----- Records supplied -----

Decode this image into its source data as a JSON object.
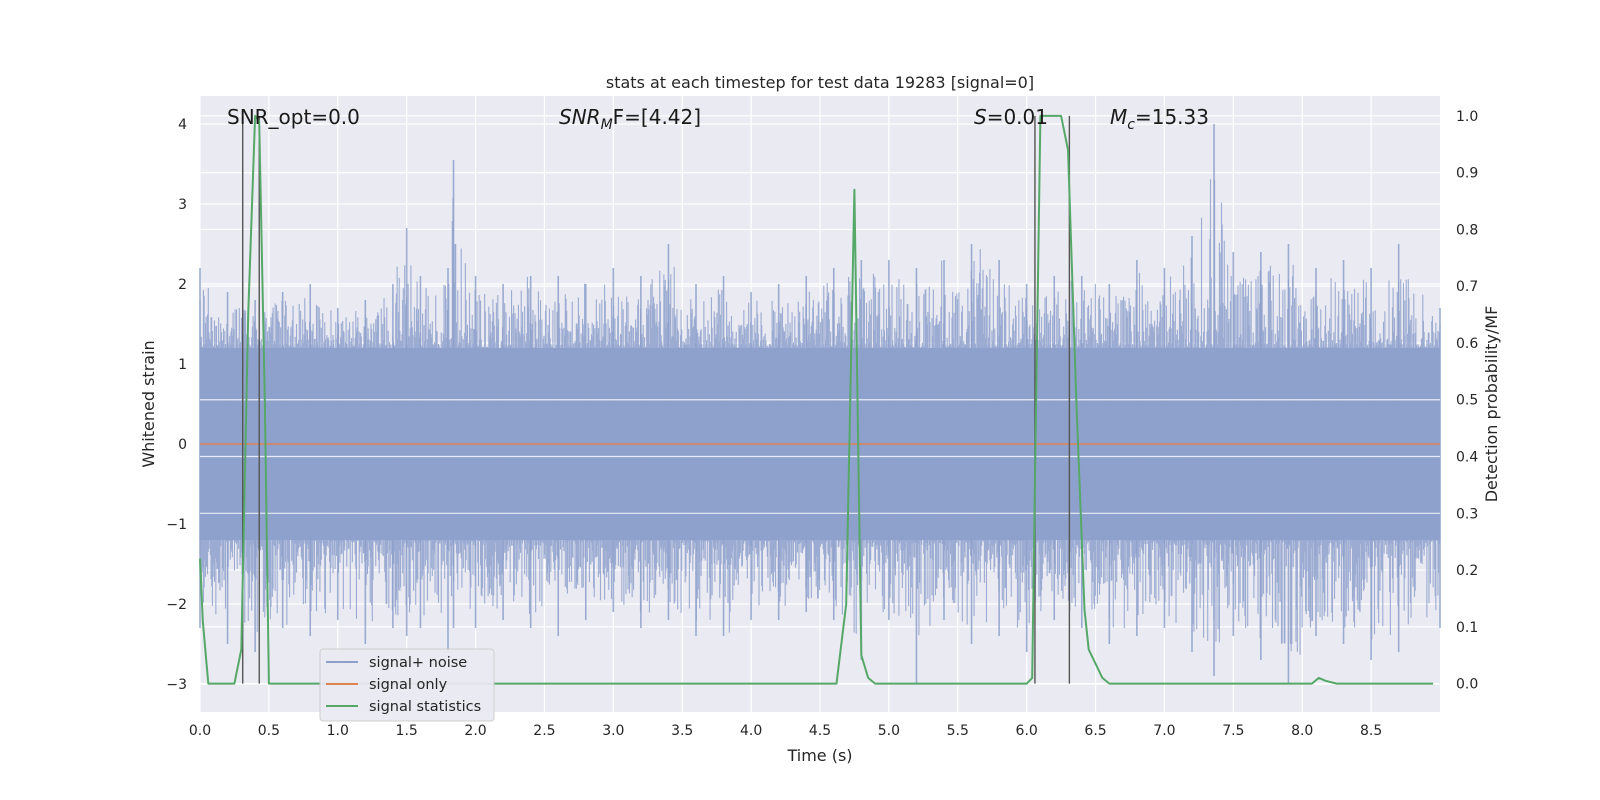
{
  "chart_data": {
    "type": "line",
    "title": "stats at each timestep for test data 19283 [signal=0]",
    "xlabel": "Time (s)",
    "ylabel_left": "Whitened strain",
    "ylabel_right": "Detection probability/MF",
    "xlim": [
      0.0,
      9.0
    ],
    "ylim_left": [
      -3.35,
      4.35
    ],
    "ylim_right": [
      -0.05,
      1.035
    ],
    "x_ticks": [
      "0.0",
      "0.5",
      "1.0",
      "1.5",
      "2.0",
      "2.5",
      "3.0",
      "3.5",
      "4.0",
      "4.5",
      "5.0",
      "5.5",
      "6.0",
      "6.5",
      "7.0",
      "7.5",
      "8.0",
      "8.5"
    ],
    "y_ticks_left": [
      "4",
      "3",
      "2",
      "1",
      "0",
      "−1",
      "−2",
      "−3"
    ],
    "y_ticks_right": [
      "1.0",
      "0.9",
      "0.8",
      "0.7",
      "0.6",
      "0.5",
      "0.4",
      "0.3",
      "0.2",
      "0.1",
      "0.0"
    ],
    "grid": true,
    "legend_position": "lower-left",
    "annotations": {
      "snr_opt": "SNR_opt=0.0",
      "snr_mf_main": "SNR",
      "snr_mf_sub": "M",
      "snr_mf_tail": "F=[4.42]",
      "s_main": "S",
      "s_tail": "=0.01",
      "mc_main": "M",
      "mc_sub": "c",
      "mc_tail": "=15.33"
    },
    "vertical_markers": [
      0.31,
      0.43,
      6.06,
      6.31
    ],
    "noise_envelope": {
      "x": [
        0.0,
        0.2,
        0.4,
        0.6,
        0.8,
        1.0,
        1.2,
        1.4,
        1.5,
        1.6,
        1.8,
        1.84,
        2.0,
        2.2,
        2.4,
        2.6,
        2.8,
        3.0,
        3.2,
        3.4,
        3.6,
        3.8,
        4.0,
        4.2,
        4.4,
        4.6,
        4.8,
        5.0,
        5.2,
        5.4,
        5.6,
        5.8,
        6.0,
        6.2,
        6.4,
        6.6,
        6.8,
        7.0,
        7.2,
        7.36,
        7.5,
        7.7,
        7.9,
        8.1,
        8.3,
        8.5,
        8.7,
        9.0
      ],
      "upper": [
        2.2,
        1.9,
        1.8,
        1.9,
        2.0,
        1.7,
        1.8,
        2.0,
        2.7,
        2.1,
        2.2,
        3.55,
        2.1,
        2.0,
        2.1,
        2.1,
        2.0,
        2.2,
        2.1,
        2.5,
        2.0,
        2.1,
        1.9,
        2.0,
        2.1,
        2.2,
        2.3,
        2.3,
        2.2,
        2.3,
        2.5,
        2.3,
        2.0,
        2.1,
        2.1,
        2.0,
        2.3,
        2.2,
        2.6,
        4.0,
        2.4,
        2.4,
        2.5,
        2.2,
        2.3,
        2.2,
        2.5,
        1.7
      ],
      "lower": [
        -2.3,
        -2.5,
        -2.6,
        -2.3,
        -2.4,
        -2.2,
        -2.5,
        -2.3,
        -2.4,
        -2.3,
        -2.6,
        -2.3,
        -2.3,
        -2.2,
        -2.3,
        -2.4,
        -2.2,
        -2.1,
        -2.3,
        -2.2,
        -2.4,
        -2.4,
        -2.2,
        -2.2,
        -2.1,
        -2.2,
        -2.7,
        -2.2,
        -3.0,
        -2.2,
        -2.5,
        -2.4,
        -2.6,
        -2.2,
        -2.3,
        -2.5,
        -2.4,
        -2.3,
        -2.6,
        -2.9,
        -2.4,
        -2.7,
        -3.0,
        -2.4,
        -2.5,
        -2.7,
        -2.6,
        -2.3
      ],
      "core": 1.2
    },
    "series": [
      {
        "name": "signal+ noise",
        "color": "#8da0cb",
        "style": "dense-noise"
      },
      {
        "name": "signal only",
        "color": "#dd8452",
        "x": [
          0.0,
          9.0
        ],
        "y": [
          0.0,
          0.0
        ]
      },
      {
        "name": "signal statistics",
        "color": "#55a868",
        "axis": "right",
        "x": [
          0.0,
          0.02,
          0.06,
          0.1,
          0.2,
          0.25,
          0.3,
          0.35,
          0.4,
          0.43,
          0.47,
          0.5,
          0.55,
          0.6,
          1.0,
          2.0,
          3.0,
          4.0,
          4.5,
          4.62,
          4.69,
          4.75,
          4.8,
          4.85,
          4.9,
          5.0,
          5.5,
          6.0,
          6.04,
          6.06,
          6.1,
          6.15,
          6.25,
          6.3,
          6.36,
          6.42,
          6.45,
          6.55,
          6.6,
          6.7,
          7.0,
          7.5,
          8.0,
          8.07,
          8.12,
          8.17,
          8.25,
          8.5,
          8.95
        ],
        "y": [
          0.22,
          0.11,
          0.0,
          0.0,
          0.0,
          0.0,
          0.06,
          0.65,
          1.0,
          0.99,
          0.5,
          0.0,
          0.0,
          0.0,
          0.0,
          0.0,
          0.0,
          0.0,
          0.0,
          0.0,
          0.14,
          0.87,
          0.05,
          0.01,
          0.0,
          0.0,
          0.0,
          0.0,
          0.01,
          0.35,
          1.0,
          1.0,
          1.0,
          0.94,
          0.5,
          0.13,
          0.06,
          0.01,
          0.0,
          0.0,
          0.0,
          0.0,
          0.0,
          0.0,
          0.01,
          0.005,
          0.0,
          0.0,
          0.0
        ]
      }
    ]
  },
  "colors": {
    "background": "#eaeaf2",
    "grid": "#ffffff",
    "noise": "#8da0cb",
    "signal_only": "#dd8452",
    "statistics": "#55a868",
    "marker": "#555555"
  }
}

-----

__Given task__. Replicate the material above verbatim; images stay out of the copy.

__Response__.
Decode this image into its source data as a JSON object.
{
  "chart_data": {
    "type": "line",
    "title": "stats at each timestep for test data 19283 [signal=0]",
    "xlabel": "Time (s)",
    "ylabel_left": "Whitened strain",
    "ylabel_right": "Detection probability/MF",
    "xlim": [
      0.0,
      9.0
    ],
    "ylim_left": [
      -3.35,
      4.35
    ],
    "ylim_right": [
      -0.05,
      1.035
    ],
    "x_ticks": [
      "0.0",
      "0.5",
      "1.0",
      "1.5",
      "2.0",
      "2.5",
      "3.0",
      "3.5",
      "4.0",
      "4.5",
      "5.0",
      "5.5",
      "6.0",
      "6.5",
      "7.0",
      "7.5",
      "8.0",
      "8.5"
    ],
    "y_ticks_left": [
      "4",
      "3",
      "2",
      "1",
      "0",
      "−1",
      "−2",
      "−3"
    ],
    "y_ticks_right": [
      "1.0",
      "0.9",
      "0.8",
      "0.7",
      "0.6",
      "0.5",
      "0.4",
      "0.3",
      "0.2",
      "0.1",
      "0.0"
    ],
    "grid": true,
    "legend_position": "lower-left",
    "annotations": {
      "snr_opt": "SNR_opt=0.0",
      "snr_mf_main": "SNR",
      "snr_mf_sub": "M",
      "snr_mf_tail": "F=[4.42]",
      "s_main": "S",
      "s_tail": "=0.01",
      "mc_main": "M",
      "mc_sub": "c",
      "mc_tail": "=15.33"
    },
    "vertical_markers": [
      0.31,
      0.43,
      6.06,
      6.31
    ],
    "noise_envelope": {
      "x": [
        0.0,
        0.2,
        0.4,
        0.6,
        0.8,
        1.0,
        1.2,
        1.4,
        1.5,
        1.6,
        1.8,
        1.84,
        2.0,
        2.2,
        2.4,
        2.6,
        2.8,
        3.0,
        3.2,
        3.4,
        3.6,
        3.8,
        4.0,
        4.2,
        4.4,
        4.6,
        4.8,
        5.0,
        5.2,
        5.4,
        5.6,
        5.8,
        6.0,
        6.2,
        6.4,
        6.6,
        6.8,
        7.0,
        7.2,
        7.36,
        7.5,
        7.7,
        7.9,
        8.1,
        8.3,
        8.5,
        8.7,
        9.0
      ],
      "upper": [
        2.2,
        1.9,
        1.8,
        1.9,
        2.0,
        1.7,
        1.8,
        2.0,
        2.7,
        2.1,
        2.2,
        3.55,
        2.1,
        2.0,
        2.1,
        2.1,
        2.0,
        2.2,
        2.1,
        2.5,
        2.0,
        2.1,
        1.9,
        2.0,
        2.1,
        2.2,
        2.3,
        2.3,
        2.2,
        2.3,
        2.5,
        2.3,
        2.0,
        2.1,
        2.1,
        2.0,
        2.3,
        2.2,
        2.6,
        4.0,
        2.4,
        2.4,
        2.5,
        2.2,
        2.3,
        2.2,
        2.5,
        1.7
      ],
      "lower": [
        -2.3,
        -2.5,
        -2.6,
        -2.3,
        -2.4,
        -2.2,
        -2.5,
        -2.3,
        -2.4,
        -2.3,
        -2.6,
        -2.3,
        -2.3,
        -2.2,
        -2.3,
        -2.4,
        -2.2,
        -2.1,
        -2.3,
        -2.2,
        -2.4,
        -2.4,
        -2.2,
        -2.2,
        -2.1,
        -2.2,
        -2.7,
        -2.2,
        -3.0,
        -2.2,
        -2.5,
        -2.4,
        -2.6,
        -2.2,
        -2.3,
        -2.5,
        -2.4,
        -2.3,
        -2.6,
        -2.9,
        -2.4,
        -2.7,
        -3.0,
        -2.4,
        -2.5,
        -2.7,
        -2.6,
        -2.3
      ],
      "core": 1.2
    },
    "series": [
      {
        "name": "signal+ noise",
        "color": "#8da0cb",
        "style": "dense-noise"
      },
      {
        "name": "signal only",
        "color": "#dd8452",
        "x": [
          0.0,
          9.0
        ],
        "y": [
          0.0,
          0.0
        ]
      },
      {
        "name": "signal statistics",
        "color": "#55a868",
        "axis": "right",
        "x": [
          0.0,
          0.02,
          0.06,
          0.1,
          0.2,
          0.25,
          0.3,
          0.35,
          0.4,
          0.43,
          0.47,
          0.5,
          0.55,
          0.6,
          1.0,
          2.0,
          3.0,
          4.0,
          4.5,
          4.62,
          4.69,
          4.75,
          4.8,
          4.85,
          4.9,
          5.0,
          5.5,
          6.0,
          6.04,
          6.06,
          6.1,
          6.15,
          6.25,
          6.3,
          6.36,
          6.42,
          6.45,
          6.55,
          6.6,
          6.7,
          7.0,
          7.5,
          8.0,
          8.07,
          8.12,
          8.17,
          8.25,
          8.5,
          8.95
        ],
        "y": [
          0.22,
          0.11,
          0.0,
          0.0,
          0.0,
          0.0,
          0.06,
          0.65,
          1.0,
          0.99,
          0.5,
          0.0,
          0.0,
          0.0,
          0.0,
          0.0,
          0.0,
          0.0,
          0.0,
          0.0,
          0.14,
          0.87,
          0.05,
          0.01,
          0.0,
          0.0,
          0.0,
          0.0,
          0.01,
          0.35,
          1.0,
          1.0,
          1.0,
          0.94,
          0.5,
          0.13,
          0.06,
          0.01,
          0.0,
          0.0,
          0.0,
          0.0,
          0.0,
          0.0,
          0.01,
          0.005,
          0.0,
          0.0,
          0.0
        ]
      }
    ]
  },
  "colors": {
    "background": "#eaeaf2",
    "grid": "#ffffff",
    "noise": "#8da0cb",
    "signal_only": "#dd8452",
    "statistics": "#55a868",
    "marker": "#555555"
  }
}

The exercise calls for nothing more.